- Task brief
Below is a listing. Gather each line of it that contains "their".

- Dataset excerpts
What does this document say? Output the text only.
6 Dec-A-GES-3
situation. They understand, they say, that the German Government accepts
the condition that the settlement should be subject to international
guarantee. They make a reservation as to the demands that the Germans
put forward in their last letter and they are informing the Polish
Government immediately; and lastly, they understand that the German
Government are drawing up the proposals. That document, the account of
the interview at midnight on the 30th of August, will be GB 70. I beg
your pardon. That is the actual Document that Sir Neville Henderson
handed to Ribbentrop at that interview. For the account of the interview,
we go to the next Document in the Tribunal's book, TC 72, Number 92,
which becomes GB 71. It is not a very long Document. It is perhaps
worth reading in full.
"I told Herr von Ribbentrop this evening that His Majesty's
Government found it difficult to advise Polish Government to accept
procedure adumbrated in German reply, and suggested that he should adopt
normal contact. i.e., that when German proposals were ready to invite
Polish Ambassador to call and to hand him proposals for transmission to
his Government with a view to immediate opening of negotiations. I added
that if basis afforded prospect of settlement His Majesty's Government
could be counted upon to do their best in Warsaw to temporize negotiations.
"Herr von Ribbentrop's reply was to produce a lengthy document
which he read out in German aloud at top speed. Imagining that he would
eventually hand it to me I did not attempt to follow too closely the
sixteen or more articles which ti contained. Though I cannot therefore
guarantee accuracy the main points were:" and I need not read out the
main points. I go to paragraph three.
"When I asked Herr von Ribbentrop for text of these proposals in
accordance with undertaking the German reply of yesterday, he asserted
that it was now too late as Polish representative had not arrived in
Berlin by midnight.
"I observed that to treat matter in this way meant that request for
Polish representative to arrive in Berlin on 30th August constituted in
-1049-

- Result of the exercise
put forward in their last letter and they are informing the Polish
could be counted upon to do their best in Warsaw to temporize negotiations.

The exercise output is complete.